_Exercise_
Reproduce each record below exactly as written.

[Extracted records]

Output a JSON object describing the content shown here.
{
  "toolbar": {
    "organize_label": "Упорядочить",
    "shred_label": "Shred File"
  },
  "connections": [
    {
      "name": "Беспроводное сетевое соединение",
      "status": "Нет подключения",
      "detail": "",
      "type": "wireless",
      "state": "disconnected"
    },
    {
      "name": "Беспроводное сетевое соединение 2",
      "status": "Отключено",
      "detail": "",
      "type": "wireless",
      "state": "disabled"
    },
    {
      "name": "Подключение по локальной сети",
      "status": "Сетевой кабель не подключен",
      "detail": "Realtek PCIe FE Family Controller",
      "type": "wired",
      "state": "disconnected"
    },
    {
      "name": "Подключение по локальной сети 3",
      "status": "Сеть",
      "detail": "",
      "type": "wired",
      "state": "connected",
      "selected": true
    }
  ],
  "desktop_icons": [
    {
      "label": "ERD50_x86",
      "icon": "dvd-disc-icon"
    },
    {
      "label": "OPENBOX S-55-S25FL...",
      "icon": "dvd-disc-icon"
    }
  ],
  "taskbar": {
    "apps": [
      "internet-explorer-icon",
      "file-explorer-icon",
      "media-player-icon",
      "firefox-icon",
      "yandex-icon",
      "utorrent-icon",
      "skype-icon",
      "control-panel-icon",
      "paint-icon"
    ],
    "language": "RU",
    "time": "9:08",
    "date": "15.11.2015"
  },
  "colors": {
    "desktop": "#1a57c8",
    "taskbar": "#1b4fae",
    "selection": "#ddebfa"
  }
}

_Task result_
Output a JSON object describing the content shown here.
{
  "toolbar": {
    "organize_label": "Упорядочить",
    "shred_label": "Shred File"
  },
  "connections": [
    {
      "name": "Беспроводное сетевое соединение",
      "status": "Нет подключения",
      "detail": "",
      "type": "wireless",
      "state": "disconnected"
    },
    {
      "name": "Беспроводное сетевое соединение 2",
      "status": "Отключено",
      "detail": "",
      "type": "wireless",
      "state": "disabled"
    },
    {
      "name": "Подключение по локальной сети",
      "status": "Сетевой кабель не подключен",
      "detail": "Realtek PCIe FE Family Controller",
      "type": "wired",
      "state": "disconnected"
    },
    {
      "name": "Подключение по локальной сети 3",
      "status": "Сеть",
      "detail": "",
      "type": "wired",
      "state": "connected",
      "selected": true
    }
  ],
  "desktop_icons": [
    {
      "label": "ERD50_x86",
      "icon": "dvd-disc-icon"
    },
    {
      "label": "OPENBOX S-55-S25FL...",
      "icon": "dvd-disc-icon"
    }
  ],
  "taskbar": {
    "apps": [
      "internet-explorer-icon",
      "file-explorer-icon",
      "media-player-icon",
      "firefox-icon",
      "yandex-icon",
      "utorrent-icon",
      "skype-icon",
      "control-panel-icon",
      "paint-icon"
    ],
    "language": "RU",
    "time": "9:08",
    "date": "15.11.2015"
  },
  "colors": {
    "desktop": "#1a57c8",
    "taskbar": "#1b4fae",
    "selection": "#ddebfa"
  }
}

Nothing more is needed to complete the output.